--- Stored rows ---

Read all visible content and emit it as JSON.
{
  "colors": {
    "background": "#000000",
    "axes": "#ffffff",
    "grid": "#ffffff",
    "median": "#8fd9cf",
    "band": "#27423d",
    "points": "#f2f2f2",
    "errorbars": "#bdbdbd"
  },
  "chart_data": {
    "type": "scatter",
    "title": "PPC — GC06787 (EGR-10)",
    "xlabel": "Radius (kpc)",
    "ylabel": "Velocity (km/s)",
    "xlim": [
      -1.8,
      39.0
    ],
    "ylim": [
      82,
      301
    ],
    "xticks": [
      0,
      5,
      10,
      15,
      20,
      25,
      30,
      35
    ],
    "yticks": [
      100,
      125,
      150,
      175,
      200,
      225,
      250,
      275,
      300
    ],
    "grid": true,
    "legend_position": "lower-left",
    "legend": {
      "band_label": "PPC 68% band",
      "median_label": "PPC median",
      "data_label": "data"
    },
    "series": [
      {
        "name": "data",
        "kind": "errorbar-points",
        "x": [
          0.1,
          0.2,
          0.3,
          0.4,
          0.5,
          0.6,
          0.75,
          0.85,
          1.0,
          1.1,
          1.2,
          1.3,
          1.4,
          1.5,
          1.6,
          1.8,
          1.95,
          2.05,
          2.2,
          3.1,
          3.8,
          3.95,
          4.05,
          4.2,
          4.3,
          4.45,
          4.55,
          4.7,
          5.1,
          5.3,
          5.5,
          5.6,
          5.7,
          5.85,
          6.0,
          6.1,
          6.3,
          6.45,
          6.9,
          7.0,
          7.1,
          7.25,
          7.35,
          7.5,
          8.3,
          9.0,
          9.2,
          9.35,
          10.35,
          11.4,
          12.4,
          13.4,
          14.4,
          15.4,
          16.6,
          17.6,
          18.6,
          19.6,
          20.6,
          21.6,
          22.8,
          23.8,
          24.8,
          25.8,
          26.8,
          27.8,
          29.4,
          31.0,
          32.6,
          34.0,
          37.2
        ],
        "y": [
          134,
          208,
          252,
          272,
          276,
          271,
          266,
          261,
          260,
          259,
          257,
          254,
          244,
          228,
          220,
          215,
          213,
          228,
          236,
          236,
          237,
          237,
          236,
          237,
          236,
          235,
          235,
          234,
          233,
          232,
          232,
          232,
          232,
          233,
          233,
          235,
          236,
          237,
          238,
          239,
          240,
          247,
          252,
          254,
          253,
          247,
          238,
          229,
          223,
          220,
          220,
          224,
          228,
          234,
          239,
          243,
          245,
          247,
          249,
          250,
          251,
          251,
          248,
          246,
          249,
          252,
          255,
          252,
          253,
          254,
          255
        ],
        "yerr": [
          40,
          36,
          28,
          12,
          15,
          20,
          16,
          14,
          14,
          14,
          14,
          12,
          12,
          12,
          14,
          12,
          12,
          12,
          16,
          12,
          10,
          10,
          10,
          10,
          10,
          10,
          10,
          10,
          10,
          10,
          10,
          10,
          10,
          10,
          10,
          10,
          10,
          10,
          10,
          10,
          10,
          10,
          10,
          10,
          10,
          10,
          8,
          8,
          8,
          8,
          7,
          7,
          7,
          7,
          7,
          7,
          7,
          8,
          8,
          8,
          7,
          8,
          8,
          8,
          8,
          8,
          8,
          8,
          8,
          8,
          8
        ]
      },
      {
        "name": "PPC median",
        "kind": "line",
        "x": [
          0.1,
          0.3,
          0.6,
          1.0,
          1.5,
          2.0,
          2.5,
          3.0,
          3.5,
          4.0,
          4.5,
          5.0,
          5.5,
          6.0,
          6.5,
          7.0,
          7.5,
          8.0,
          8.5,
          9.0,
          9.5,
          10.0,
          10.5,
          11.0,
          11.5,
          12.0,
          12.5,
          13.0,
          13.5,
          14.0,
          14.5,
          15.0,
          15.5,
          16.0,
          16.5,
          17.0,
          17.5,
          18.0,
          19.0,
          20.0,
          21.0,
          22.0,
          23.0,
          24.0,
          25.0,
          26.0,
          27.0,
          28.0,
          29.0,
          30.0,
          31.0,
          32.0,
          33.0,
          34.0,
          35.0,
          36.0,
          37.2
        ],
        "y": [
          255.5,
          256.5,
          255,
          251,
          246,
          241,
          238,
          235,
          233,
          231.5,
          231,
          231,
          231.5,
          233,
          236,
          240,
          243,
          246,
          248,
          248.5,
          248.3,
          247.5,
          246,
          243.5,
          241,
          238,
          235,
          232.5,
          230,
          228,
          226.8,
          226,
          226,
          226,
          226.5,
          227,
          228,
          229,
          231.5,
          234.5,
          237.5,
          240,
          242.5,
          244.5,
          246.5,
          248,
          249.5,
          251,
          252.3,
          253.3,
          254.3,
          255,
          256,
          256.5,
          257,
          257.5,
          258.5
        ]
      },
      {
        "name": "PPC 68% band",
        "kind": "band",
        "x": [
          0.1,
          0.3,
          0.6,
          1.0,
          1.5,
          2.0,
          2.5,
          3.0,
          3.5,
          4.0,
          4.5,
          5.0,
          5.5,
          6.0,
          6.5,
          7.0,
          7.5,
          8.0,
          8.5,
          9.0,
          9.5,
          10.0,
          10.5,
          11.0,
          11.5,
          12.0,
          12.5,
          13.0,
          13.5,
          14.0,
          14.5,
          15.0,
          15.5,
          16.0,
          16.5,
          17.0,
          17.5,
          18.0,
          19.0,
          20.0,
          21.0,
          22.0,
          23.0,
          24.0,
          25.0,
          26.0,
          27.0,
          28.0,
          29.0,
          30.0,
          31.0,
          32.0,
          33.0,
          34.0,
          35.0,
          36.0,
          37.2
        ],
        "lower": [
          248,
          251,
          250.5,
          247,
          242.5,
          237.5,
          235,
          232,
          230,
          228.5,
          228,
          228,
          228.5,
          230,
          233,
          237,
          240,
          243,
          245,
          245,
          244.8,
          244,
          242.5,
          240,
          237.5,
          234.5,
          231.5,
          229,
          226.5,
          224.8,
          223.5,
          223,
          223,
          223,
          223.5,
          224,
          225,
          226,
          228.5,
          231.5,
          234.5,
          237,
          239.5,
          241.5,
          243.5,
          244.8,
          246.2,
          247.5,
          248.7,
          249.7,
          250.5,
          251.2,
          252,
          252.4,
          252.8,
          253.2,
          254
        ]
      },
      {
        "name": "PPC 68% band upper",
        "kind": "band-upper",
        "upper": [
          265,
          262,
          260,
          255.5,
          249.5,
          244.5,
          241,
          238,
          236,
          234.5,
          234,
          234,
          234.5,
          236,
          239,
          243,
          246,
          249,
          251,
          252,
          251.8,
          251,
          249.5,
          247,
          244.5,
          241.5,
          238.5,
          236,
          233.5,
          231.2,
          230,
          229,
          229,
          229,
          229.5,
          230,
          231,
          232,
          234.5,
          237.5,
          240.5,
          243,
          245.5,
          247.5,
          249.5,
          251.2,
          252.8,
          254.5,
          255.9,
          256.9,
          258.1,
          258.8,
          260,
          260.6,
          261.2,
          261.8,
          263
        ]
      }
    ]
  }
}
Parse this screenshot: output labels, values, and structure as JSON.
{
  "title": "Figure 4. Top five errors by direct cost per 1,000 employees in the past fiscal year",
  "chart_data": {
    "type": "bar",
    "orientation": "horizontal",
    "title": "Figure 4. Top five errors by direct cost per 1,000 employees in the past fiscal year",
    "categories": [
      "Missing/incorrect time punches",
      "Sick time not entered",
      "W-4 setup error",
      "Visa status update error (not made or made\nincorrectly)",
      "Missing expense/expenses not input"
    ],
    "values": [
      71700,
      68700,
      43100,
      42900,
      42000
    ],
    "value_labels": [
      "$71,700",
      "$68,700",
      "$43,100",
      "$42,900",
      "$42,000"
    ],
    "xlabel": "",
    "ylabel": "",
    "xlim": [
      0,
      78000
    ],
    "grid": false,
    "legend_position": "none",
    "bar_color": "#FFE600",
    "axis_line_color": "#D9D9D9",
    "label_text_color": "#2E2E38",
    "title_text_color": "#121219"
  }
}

---

→ Stated problem: Pick each line holding the word "direct" out of the data and copy it.

→ Exercise solution:
  "title": "Figure 4. Top five errors by direct cost per 1,000 employees in the past fiscal year",
    "title": "Figure 4. Top five errors by direct cost per 1,000 employees in the past fiscal year",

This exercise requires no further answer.